--- START OF Data for this task ---
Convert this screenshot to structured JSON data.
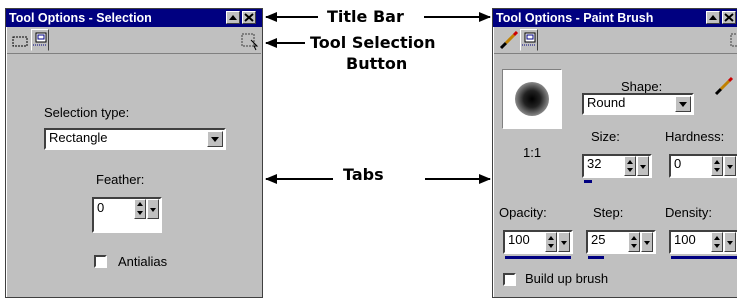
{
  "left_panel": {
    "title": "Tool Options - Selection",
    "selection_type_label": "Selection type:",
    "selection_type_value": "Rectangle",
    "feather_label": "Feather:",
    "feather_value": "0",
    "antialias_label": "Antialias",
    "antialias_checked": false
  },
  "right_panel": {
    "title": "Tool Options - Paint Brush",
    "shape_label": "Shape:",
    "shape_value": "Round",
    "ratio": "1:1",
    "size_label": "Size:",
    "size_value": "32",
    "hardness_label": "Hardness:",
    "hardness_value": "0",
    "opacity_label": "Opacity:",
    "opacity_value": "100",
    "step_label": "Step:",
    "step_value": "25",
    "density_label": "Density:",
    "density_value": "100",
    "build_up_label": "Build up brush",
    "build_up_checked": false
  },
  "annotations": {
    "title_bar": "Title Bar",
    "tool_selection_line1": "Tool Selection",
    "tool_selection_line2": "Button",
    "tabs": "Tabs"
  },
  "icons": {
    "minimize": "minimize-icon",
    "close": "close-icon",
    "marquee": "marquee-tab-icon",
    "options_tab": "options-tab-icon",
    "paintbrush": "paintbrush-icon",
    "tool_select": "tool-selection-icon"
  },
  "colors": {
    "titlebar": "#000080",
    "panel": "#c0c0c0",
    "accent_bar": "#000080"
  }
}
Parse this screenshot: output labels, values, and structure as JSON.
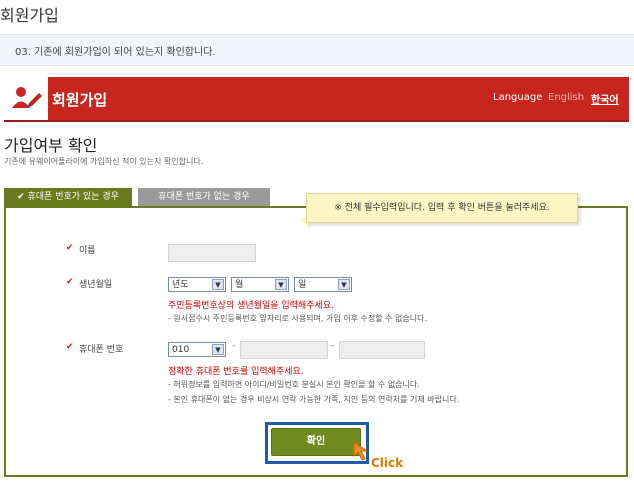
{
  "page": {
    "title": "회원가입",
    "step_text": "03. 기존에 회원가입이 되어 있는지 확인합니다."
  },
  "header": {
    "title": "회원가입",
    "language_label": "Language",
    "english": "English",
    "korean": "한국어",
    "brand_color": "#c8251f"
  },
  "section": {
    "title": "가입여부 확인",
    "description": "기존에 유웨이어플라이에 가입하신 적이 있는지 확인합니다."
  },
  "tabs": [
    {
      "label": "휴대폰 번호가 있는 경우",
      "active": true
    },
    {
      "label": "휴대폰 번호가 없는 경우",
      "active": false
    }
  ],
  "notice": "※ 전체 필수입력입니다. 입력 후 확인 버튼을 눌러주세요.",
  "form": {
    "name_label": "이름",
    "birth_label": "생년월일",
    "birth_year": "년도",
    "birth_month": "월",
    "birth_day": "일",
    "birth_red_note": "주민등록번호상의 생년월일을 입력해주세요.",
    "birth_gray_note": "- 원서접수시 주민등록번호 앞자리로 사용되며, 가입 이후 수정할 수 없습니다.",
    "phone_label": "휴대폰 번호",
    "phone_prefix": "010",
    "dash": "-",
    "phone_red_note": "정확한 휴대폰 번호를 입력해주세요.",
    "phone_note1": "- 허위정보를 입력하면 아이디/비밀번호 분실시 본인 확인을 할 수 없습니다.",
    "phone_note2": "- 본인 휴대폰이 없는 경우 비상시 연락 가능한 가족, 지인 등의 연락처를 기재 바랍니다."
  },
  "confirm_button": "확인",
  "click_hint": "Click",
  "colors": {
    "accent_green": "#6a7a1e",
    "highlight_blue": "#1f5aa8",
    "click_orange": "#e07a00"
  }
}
--- END OF Data for this task ---
* Problem: Copy the records above exactly, omitting every picture.

* Written answer:
Convert this screenshot to structured JSON data.
{
  "left_panel": {
    "title": "Tool Options - Selection",
    "selection_type_label": "Selection type:",
    "selection_type_value": "Rectangle",
    "feather_label": "Feather:",
    "feather_value": "0",
    "antialias_label": "Antialias",
    "antialias_checked": false
  },
  "right_panel": {
    "title": "Tool Options - Paint Brush",
    "shape_label": "Shape:",
    "shape_value": "Round",
    "ratio": "1:1",
    "size_label": "Size:",
    "size_value": "32",
    "hardness_label": "Hardness:",
    "hardness_value": "0",
    "opacity_label": "Opacity:",
    "opacity_value": "100",
    "step_label": "Step:",
    "step_value": "25",
    "density_label": "Density:",
    "density_value": "100",
    "build_up_label": "Build up brush",
    "build_up_checked": false
  },
  "annotations": {
    "title_bar": "Title Bar",
    "tool_selection_line1": "Tool Selection",
    "tool_selection_line2": "Button",
    "tabs": "Tabs"
  },
  "icons": {
    "minimize": "minimize-icon",
    "close": "close-icon",
    "marquee": "marquee-tab-icon",
    "options_tab": "options-tab-icon",
    "paintbrush": "paintbrush-icon",
    "tool_select": "tool-selection-icon"
  },
  "colors": {
    "titlebar": "#000080",
    "panel": "#c0c0c0",
    "accent_bar": "#000080"
  }
}
Parse this screenshot: output labels, values, and structure as JSON.
{
  "page": {
    "title": "회원가입",
    "step_text": "03. 기존에 회원가입이 되어 있는지 확인합니다."
  },
  "header": {
    "title": "회원가입",
    "language_label": "Language",
    "english": "English",
    "korean": "한국어",
    "brand_color": "#c8251f"
  },
  "section": {
    "title": "가입여부 확인",
    "description": "기존에 유웨이어플라이에 가입하신 적이 있는지 확인합니다."
  },
  "tabs": [
    {
      "label": "휴대폰 번호가 있는 경우",
      "active": true
    },
    {
      "label": "휴대폰 번호가 없는 경우",
      "active": false
    }
  ],
  "notice": "※ 전체 필수입력입니다. 입력 후 확인 버튼을 눌러주세요.",
  "form": {
    "name_label": "이름",
    "birth_label": "생년월일",
    "birth_year": "년도",
    "birth_month": "월",
    "birth_day": "일",
    "birth_red_note": "주민등록번호상의 생년월일을 입력해주세요.",
    "birth_gray_note": "- 원서접수시 주민등록번호 앞자리로 사용되며, 가입 이후 수정할 수 없습니다.",
    "phone_label": "휴대폰 번호",
    "phone_prefix": "010",
    "dash": "-",
    "phone_red_note": "정확한 휴대폰 번호를 입력해주세요.",
    "phone_note1": "- 허위정보를 입력하면 아이디/비밀번호 분실시 본인 확인을 할 수 없습니다.",
    "phone_note2": "- 본인 휴대폰이 없는 경우 비상시 연락 가능한 가족, 지인 등의 연락처를 기재 바랍니다."
  },
  "confirm_button": "확인",
  "click_hint": "Click",
  "colors": {
    "accent_green": "#6a7a1e",
    "highlight_blue": "#1f5aa8",
    "click_orange": "#e07a00"
  }
}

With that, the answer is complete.